ENTRIES PROVIDED
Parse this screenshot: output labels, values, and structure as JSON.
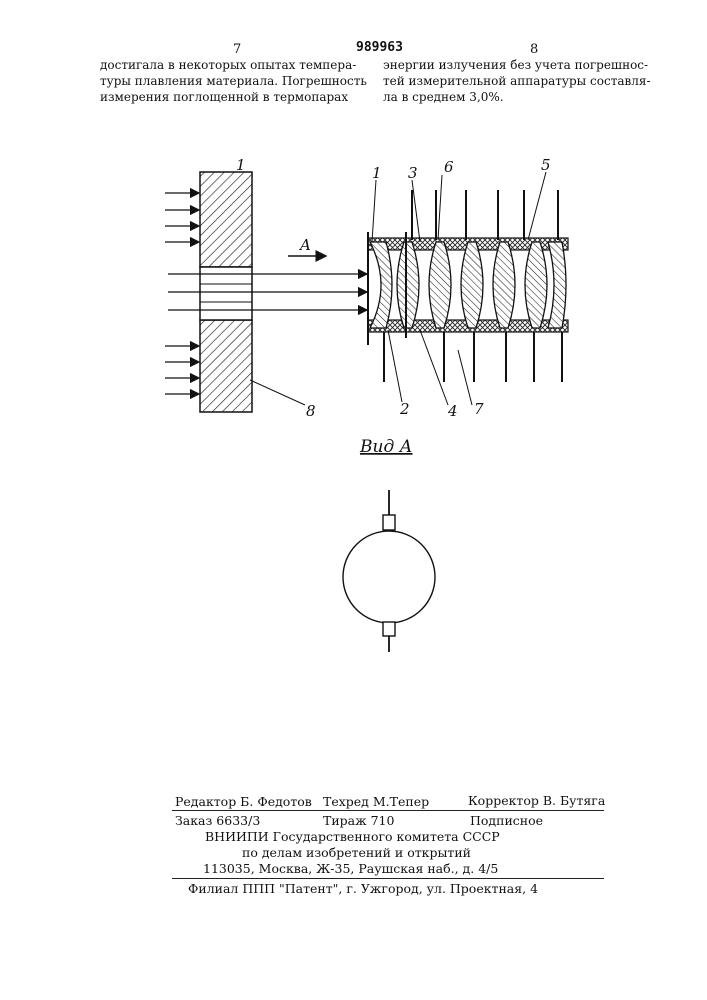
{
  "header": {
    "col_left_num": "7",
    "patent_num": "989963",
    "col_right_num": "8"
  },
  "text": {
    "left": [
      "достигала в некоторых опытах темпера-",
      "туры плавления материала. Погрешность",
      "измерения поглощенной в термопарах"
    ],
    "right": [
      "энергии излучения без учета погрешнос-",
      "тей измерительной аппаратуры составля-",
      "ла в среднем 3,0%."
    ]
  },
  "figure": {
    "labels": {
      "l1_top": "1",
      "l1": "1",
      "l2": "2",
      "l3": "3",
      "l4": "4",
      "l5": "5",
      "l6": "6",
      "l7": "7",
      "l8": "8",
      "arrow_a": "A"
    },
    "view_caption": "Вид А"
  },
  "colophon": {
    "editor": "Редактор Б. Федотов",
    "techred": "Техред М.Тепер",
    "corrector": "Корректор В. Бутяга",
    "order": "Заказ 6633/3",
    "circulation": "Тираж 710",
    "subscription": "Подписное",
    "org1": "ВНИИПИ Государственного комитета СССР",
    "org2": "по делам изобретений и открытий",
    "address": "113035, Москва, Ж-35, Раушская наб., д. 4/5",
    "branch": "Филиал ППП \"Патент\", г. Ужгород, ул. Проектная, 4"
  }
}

DIRECTIVE
Pictures are to be left out; the records above must be repeated word for word.

COMPLETED EXERCISE
Parse this screenshot: output labels, values, and structure as JSON.
{
  "header": {
    "col_left_num": "7",
    "patent_num": "989963",
    "col_right_num": "8"
  },
  "text": {
    "left": [
      "достигала в некоторых опытах темпера-",
      "туры плавления материала. Погрешность",
      "измерения поглощенной в термопарах"
    ],
    "right": [
      "энергии излучения без учета погрешнос-",
      "тей измерительной аппаратуры составля-",
      "ла в среднем 3,0%."
    ]
  },
  "figure": {
    "labels": {
      "l1_top": "1",
      "l1": "1",
      "l2": "2",
      "l3": "3",
      "l4": "4",
      "l5": "5",
      "l6": "6",
      "l7": "7",
      "l8": "8",
      "arrow_a": "A"
    },
    "view_caption": "Вид А"
  },
  "colophon": {
    "editor": "Редактор Б. Федотов",
    "techred": "Техред М.Тепер",
    "corrector": "Корректор В. Бутяга",
    "order": "Заказ 6633/3",
    "circulation": "Тираж 710",
    "subscription": "Подписное",
    "org1": "ВНИИПИ Государственного комитета СССР",
    "org2": "по делам изобретений и открытий",
    "address": "113035, Москва, Ж-35, Раушская наб., д. 4/5",
    "branch": "Филиал ППП \"Патент\", г. Ужгород, ул. Проектная, 4"
  }
}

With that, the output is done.